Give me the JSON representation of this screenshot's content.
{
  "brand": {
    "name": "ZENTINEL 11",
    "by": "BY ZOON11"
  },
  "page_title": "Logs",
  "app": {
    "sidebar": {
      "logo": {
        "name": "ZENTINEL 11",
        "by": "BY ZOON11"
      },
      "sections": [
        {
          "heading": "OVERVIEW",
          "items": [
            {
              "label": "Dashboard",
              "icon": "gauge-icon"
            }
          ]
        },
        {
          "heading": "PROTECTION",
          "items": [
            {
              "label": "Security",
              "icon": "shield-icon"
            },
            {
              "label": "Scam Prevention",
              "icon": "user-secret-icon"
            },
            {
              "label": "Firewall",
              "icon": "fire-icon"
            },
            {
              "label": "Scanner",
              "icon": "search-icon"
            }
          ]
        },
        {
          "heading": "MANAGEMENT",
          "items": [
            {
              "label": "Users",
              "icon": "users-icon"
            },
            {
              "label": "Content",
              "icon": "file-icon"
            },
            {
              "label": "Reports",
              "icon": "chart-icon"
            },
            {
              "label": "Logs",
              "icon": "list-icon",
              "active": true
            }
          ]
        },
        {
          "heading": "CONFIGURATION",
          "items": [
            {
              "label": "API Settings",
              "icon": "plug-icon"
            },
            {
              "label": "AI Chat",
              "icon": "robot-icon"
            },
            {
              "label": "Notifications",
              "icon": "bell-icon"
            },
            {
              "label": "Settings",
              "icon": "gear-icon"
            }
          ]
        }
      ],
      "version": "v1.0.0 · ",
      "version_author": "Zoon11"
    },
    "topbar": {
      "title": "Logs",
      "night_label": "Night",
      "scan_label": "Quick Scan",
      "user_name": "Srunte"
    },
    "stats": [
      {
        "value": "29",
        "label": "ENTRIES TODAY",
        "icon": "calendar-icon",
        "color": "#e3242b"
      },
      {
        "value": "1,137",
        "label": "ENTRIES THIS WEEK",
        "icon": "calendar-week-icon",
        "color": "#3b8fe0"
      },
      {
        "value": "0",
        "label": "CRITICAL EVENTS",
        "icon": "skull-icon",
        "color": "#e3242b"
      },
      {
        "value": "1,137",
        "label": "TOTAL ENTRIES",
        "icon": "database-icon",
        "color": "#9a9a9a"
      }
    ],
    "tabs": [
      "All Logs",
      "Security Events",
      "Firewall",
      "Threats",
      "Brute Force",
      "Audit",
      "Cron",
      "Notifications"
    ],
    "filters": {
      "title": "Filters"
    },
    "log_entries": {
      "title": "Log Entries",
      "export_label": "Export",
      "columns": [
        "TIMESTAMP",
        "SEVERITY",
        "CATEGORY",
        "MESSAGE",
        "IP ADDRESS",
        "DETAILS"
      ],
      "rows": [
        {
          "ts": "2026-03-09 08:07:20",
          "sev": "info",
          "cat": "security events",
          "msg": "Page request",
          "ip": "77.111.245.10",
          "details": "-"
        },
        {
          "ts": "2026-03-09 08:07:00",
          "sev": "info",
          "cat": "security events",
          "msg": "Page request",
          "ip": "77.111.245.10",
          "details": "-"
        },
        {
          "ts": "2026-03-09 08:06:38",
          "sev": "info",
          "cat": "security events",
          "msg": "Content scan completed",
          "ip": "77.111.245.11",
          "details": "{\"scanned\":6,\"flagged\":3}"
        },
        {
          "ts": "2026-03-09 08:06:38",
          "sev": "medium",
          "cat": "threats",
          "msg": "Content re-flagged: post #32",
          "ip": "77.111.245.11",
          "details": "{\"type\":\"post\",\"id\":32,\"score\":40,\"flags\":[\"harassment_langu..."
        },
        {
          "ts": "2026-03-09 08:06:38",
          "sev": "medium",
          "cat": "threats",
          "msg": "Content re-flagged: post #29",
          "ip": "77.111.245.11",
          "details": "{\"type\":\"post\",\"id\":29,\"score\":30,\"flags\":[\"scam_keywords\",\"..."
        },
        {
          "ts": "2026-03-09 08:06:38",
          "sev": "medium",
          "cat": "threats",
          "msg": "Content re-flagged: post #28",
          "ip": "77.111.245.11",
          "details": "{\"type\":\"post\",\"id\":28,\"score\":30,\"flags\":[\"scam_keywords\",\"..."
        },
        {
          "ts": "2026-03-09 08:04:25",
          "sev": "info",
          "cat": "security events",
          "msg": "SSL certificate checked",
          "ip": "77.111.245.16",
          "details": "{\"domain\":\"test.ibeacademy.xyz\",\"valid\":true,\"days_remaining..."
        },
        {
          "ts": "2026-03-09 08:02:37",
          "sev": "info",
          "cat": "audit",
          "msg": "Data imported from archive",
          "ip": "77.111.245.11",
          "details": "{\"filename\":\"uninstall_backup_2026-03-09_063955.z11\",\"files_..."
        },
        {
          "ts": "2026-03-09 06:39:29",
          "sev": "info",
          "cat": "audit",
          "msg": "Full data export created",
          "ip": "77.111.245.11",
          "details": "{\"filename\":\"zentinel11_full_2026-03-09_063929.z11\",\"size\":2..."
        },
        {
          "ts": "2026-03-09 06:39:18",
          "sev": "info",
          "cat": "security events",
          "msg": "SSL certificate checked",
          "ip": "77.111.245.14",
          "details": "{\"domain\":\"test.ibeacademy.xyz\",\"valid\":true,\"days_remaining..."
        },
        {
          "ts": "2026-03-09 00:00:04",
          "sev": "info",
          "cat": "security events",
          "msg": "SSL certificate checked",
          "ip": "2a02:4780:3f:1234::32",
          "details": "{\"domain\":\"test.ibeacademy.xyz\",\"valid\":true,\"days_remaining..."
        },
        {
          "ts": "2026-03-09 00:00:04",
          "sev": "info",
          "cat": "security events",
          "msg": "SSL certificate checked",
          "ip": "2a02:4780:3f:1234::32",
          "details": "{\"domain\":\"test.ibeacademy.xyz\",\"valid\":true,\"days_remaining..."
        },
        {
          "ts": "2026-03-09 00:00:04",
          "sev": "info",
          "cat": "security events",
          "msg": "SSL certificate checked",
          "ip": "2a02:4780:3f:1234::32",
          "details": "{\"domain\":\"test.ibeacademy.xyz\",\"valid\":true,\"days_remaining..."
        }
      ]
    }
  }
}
+ + + + +
Task directions: Pull every line containing "type" out of the data above.

Solution for this task:
          "details": "{\"type\":\"post\",\"id\":32,\"score\":40,\"flags\":[\"harassment_langu..."
          "details": "{\"type\":\"post\",\"id\":29,\"score\":30,\"flags\":[\"scam_keywords\",\"..."
          "details": "{\"type\":\"post\",\"id\":28,\"score\":30,\"flags\":[\"scam_keywords\",\"..."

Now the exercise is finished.